**WHAT IS ASKED:** Reply with one number: how many lines contain the word "JSON".

**DATASET CONTENT:**

★ ★ ★ ★

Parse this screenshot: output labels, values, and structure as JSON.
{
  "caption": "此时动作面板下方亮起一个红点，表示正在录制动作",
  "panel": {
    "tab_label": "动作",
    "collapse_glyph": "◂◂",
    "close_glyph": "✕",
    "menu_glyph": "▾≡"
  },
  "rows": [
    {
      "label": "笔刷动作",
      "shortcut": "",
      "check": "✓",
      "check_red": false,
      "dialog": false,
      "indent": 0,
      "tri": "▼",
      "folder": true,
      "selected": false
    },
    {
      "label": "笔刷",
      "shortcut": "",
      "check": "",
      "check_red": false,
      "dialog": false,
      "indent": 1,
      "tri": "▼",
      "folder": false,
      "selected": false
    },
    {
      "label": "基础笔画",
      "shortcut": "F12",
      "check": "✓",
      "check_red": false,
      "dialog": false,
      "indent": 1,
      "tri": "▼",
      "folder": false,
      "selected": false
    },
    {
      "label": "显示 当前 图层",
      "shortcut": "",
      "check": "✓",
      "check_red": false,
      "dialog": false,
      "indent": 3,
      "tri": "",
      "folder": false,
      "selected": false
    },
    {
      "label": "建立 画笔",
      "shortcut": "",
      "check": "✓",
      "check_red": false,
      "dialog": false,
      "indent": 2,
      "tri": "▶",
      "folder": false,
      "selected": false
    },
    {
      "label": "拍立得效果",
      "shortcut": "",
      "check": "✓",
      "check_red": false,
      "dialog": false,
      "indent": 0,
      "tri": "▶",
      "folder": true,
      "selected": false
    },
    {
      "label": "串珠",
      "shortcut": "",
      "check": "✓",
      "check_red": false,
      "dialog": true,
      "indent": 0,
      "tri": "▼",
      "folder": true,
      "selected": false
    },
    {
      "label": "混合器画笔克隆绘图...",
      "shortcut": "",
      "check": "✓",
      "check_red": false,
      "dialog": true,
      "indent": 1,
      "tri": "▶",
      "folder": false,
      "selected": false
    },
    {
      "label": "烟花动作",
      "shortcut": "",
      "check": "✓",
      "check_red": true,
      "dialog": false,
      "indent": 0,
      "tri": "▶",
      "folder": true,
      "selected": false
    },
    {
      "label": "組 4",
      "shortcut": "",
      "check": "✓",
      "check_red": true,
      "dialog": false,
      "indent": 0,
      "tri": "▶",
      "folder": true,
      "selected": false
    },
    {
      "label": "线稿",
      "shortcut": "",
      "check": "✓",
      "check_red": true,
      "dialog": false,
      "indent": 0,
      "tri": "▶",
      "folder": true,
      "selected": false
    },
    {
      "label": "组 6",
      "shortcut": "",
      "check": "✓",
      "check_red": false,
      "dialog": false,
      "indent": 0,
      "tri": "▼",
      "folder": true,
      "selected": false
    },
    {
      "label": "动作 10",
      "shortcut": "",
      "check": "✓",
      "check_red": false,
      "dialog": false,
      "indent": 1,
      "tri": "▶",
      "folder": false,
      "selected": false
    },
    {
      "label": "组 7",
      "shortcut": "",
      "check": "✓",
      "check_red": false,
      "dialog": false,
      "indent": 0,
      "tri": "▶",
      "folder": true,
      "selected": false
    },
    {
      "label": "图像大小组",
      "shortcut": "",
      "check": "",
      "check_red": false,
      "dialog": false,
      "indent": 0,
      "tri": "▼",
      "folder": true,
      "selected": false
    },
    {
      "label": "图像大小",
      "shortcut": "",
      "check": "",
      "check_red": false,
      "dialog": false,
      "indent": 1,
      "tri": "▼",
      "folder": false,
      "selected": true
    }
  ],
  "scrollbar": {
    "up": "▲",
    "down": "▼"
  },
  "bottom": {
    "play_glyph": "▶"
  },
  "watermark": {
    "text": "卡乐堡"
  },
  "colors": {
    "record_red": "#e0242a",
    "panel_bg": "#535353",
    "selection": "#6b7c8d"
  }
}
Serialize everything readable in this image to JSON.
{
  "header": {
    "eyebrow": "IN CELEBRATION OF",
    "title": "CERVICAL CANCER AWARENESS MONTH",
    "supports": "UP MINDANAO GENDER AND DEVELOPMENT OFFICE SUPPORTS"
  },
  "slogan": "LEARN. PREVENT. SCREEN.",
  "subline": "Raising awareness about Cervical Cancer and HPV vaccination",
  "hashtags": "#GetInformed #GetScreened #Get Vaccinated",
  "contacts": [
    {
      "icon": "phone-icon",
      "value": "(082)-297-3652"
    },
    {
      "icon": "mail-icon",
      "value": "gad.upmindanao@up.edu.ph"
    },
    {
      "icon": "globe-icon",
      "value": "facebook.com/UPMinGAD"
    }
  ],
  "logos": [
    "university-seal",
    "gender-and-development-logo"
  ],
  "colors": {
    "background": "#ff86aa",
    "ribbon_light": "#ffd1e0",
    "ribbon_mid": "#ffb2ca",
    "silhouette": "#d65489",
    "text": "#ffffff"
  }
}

★ ★ ★ ★

**WORKED ANSWER:** 2